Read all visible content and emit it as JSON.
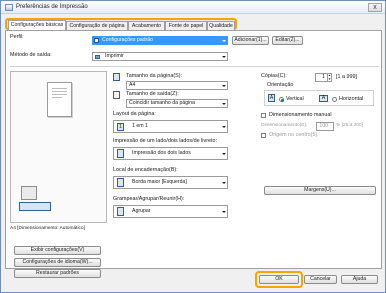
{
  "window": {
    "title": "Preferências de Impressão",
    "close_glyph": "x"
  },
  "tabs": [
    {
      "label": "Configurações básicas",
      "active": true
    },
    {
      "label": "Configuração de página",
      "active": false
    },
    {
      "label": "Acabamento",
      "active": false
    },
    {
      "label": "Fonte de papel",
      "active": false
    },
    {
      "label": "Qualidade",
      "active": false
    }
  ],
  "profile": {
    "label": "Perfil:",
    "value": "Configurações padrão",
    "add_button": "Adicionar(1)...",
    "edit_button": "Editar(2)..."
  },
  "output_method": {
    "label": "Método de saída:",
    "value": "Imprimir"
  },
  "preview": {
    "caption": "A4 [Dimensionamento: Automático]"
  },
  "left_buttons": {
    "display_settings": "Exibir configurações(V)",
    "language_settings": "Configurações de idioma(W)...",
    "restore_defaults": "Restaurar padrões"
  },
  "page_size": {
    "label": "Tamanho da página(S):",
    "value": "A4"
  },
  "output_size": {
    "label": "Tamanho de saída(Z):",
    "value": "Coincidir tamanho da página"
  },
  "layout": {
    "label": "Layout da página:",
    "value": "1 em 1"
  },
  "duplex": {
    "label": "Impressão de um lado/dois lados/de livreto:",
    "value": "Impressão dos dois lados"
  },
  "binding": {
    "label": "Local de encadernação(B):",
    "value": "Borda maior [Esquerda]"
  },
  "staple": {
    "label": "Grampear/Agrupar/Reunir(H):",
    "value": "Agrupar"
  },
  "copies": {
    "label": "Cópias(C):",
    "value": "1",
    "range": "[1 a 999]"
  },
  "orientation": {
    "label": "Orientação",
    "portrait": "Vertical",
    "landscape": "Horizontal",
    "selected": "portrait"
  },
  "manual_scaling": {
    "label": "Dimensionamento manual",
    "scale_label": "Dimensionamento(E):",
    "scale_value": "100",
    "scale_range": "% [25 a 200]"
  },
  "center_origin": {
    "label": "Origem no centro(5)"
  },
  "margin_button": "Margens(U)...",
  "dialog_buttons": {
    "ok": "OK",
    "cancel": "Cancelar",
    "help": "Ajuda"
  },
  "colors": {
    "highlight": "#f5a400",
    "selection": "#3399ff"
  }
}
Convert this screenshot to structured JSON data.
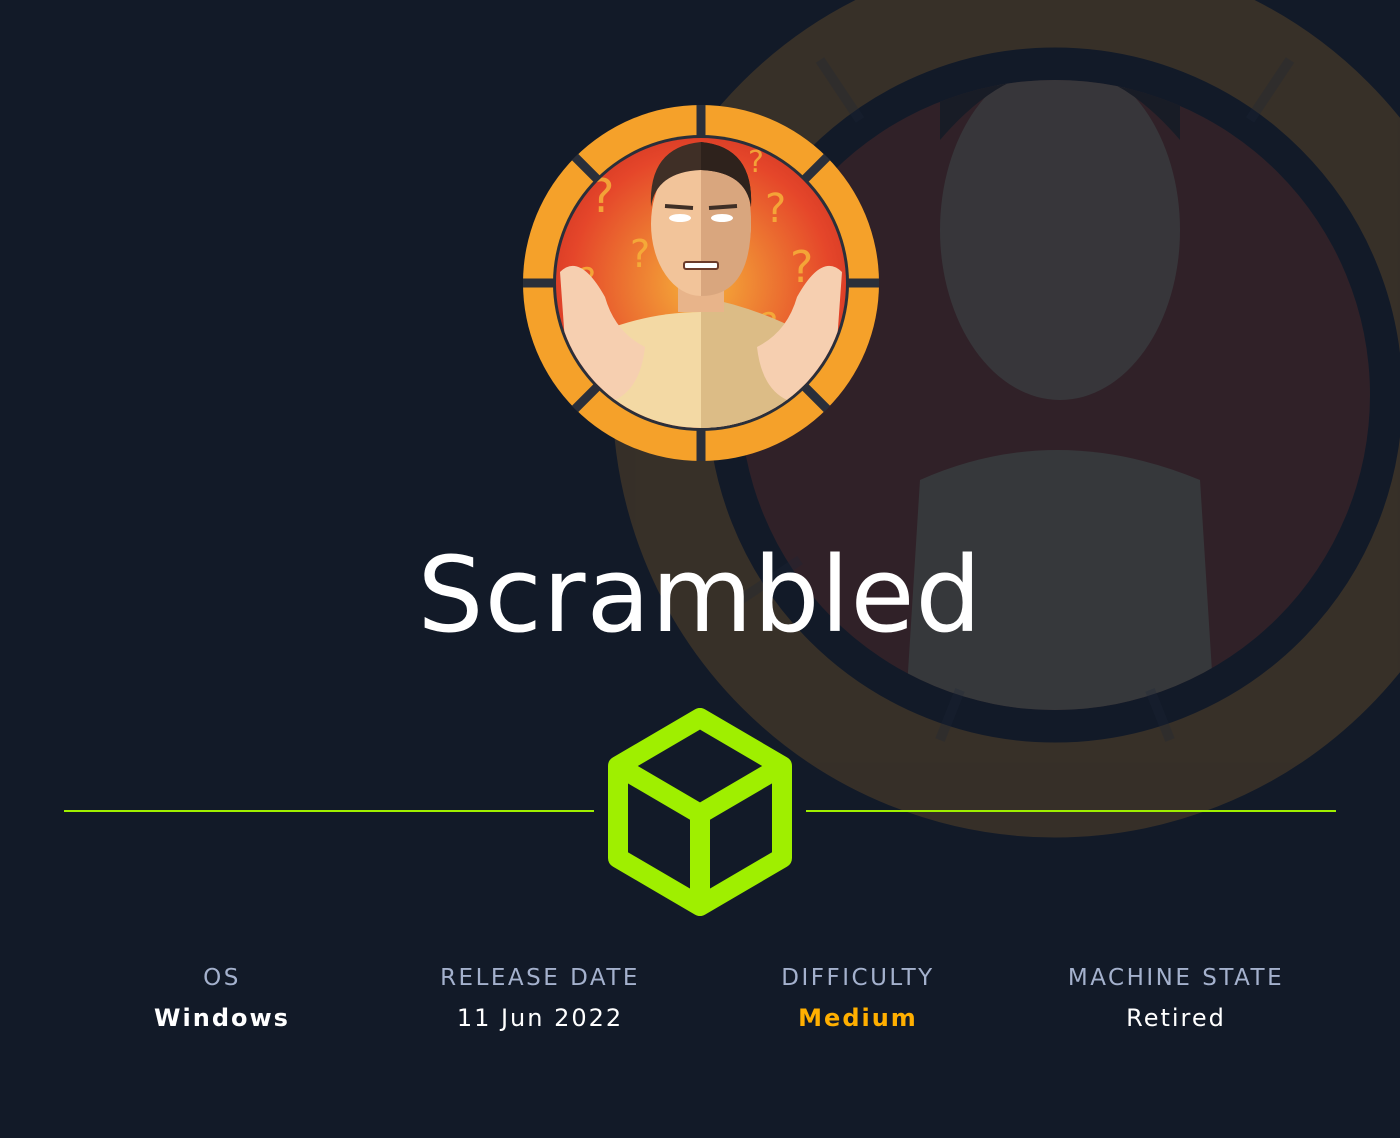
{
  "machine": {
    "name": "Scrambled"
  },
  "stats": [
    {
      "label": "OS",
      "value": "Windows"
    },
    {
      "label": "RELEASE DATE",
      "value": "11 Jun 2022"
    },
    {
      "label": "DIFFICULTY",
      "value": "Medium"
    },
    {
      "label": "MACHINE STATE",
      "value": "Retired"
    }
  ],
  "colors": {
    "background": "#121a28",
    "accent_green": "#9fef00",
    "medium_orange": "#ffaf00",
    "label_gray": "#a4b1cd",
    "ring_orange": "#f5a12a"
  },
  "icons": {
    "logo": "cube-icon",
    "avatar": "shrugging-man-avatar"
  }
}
+++
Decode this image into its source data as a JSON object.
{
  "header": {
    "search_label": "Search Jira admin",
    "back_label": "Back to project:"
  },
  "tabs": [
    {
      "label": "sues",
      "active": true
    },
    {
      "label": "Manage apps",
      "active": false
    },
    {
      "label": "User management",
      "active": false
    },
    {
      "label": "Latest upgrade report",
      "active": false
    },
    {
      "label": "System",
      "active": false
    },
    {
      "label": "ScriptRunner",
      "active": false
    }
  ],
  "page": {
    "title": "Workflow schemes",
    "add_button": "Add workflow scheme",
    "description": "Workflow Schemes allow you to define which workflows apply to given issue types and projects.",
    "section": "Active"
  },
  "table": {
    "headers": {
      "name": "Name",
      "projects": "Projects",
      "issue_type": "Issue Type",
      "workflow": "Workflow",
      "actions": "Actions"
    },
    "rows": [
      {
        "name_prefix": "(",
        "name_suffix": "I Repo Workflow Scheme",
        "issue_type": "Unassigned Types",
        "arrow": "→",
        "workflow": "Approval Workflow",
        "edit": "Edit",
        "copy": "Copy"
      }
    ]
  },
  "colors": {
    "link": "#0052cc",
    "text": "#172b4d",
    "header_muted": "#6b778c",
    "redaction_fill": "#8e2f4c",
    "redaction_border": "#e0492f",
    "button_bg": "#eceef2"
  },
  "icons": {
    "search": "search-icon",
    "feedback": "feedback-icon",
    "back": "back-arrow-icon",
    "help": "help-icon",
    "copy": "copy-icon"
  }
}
+++
[Directions for this task]: Where does the word "Agrupar" appear? Return each line that holds it.

[Full response]:
    "label": "Grampear/Agrupar/Reunir(H):",
    "value": "Agrupar"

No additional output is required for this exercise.